■ EXERCISE TASK ■
Where a line holds the string "label", return that line.

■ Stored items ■
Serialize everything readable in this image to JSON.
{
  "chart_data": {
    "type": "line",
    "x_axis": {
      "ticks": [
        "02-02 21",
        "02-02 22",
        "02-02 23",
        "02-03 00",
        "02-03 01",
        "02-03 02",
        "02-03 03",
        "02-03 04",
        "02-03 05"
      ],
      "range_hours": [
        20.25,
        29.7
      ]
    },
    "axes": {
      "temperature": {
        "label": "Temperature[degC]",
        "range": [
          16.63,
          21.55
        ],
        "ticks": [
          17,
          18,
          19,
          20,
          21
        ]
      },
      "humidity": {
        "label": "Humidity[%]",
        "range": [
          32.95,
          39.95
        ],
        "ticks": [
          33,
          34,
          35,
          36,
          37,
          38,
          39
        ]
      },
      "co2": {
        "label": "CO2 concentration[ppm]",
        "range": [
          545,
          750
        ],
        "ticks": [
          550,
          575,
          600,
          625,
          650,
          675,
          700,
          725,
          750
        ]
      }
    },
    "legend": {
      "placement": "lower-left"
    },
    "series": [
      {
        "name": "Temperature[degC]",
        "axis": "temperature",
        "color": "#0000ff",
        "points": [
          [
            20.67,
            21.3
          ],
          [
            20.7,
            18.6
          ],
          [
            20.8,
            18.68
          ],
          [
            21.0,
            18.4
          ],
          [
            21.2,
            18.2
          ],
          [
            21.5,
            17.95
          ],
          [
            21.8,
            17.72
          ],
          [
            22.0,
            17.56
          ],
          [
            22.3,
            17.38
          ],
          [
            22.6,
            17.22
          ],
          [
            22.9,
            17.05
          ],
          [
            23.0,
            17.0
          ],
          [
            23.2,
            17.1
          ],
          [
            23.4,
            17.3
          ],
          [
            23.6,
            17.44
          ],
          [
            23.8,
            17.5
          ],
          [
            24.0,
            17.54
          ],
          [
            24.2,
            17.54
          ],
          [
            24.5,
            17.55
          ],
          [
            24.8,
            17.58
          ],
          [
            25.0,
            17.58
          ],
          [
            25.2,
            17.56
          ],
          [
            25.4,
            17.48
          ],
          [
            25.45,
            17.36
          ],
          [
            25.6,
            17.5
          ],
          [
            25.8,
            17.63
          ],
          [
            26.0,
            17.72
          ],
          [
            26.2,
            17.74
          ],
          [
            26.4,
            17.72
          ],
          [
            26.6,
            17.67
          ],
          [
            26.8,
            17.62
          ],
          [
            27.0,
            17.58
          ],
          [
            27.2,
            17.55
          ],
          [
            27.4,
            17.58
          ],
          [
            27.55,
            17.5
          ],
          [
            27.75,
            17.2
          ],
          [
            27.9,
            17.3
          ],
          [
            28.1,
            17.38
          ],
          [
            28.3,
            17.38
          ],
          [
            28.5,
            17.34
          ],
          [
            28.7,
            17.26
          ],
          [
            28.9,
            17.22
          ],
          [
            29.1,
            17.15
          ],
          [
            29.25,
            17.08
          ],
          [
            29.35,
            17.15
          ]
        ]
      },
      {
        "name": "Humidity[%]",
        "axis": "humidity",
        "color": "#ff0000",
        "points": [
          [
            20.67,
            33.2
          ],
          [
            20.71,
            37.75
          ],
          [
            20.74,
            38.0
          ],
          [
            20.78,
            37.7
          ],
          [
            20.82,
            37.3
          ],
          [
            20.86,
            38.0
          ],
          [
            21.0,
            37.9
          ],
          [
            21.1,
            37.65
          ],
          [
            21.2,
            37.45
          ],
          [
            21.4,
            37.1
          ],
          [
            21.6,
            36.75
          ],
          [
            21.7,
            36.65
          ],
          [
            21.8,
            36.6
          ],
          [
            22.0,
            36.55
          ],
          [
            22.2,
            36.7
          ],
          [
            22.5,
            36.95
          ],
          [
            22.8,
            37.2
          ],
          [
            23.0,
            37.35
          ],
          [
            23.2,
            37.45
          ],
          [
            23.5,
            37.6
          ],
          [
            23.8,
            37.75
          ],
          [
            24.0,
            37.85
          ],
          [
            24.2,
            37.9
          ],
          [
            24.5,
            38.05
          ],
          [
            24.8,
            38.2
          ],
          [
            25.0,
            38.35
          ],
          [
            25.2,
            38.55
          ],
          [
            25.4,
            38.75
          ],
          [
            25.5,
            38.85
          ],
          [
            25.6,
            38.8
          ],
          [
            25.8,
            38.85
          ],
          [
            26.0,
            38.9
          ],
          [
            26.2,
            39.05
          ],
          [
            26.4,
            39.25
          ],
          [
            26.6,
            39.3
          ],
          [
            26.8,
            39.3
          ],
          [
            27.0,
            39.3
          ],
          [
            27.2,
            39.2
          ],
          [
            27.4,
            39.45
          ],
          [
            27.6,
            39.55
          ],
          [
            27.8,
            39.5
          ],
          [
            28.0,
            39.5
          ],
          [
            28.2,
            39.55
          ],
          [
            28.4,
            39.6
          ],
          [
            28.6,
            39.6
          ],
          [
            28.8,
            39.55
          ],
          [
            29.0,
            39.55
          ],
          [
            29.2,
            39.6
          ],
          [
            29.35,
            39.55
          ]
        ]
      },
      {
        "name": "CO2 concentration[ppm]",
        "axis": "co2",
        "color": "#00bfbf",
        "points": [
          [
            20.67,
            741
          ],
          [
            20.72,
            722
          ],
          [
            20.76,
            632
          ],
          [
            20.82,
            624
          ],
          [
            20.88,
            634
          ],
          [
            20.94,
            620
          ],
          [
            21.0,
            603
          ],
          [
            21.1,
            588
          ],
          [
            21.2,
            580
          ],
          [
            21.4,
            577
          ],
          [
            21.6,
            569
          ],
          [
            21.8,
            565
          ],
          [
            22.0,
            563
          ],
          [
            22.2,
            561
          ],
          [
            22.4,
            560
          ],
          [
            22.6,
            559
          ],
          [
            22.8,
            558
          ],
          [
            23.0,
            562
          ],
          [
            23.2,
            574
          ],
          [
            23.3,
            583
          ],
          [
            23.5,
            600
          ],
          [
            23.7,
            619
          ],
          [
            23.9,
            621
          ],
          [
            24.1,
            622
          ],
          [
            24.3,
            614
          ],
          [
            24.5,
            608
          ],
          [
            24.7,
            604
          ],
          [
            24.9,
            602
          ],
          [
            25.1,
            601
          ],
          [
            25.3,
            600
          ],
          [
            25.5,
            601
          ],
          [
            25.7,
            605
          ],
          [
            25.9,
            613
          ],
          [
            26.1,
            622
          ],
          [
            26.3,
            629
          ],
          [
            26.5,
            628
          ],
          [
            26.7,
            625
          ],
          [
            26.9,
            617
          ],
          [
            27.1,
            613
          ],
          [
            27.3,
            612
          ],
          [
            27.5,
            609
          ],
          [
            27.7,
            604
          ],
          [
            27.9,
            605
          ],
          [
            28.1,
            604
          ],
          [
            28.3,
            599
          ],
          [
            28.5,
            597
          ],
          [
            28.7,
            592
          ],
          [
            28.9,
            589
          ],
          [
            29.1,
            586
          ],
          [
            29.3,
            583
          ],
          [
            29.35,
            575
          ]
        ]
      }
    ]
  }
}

■ COMPLETE ANSWER ■
        "label": "Temperature[degC]",
        "label": "Humidity[%]",
        "label": "CO2 concentration[ppm]",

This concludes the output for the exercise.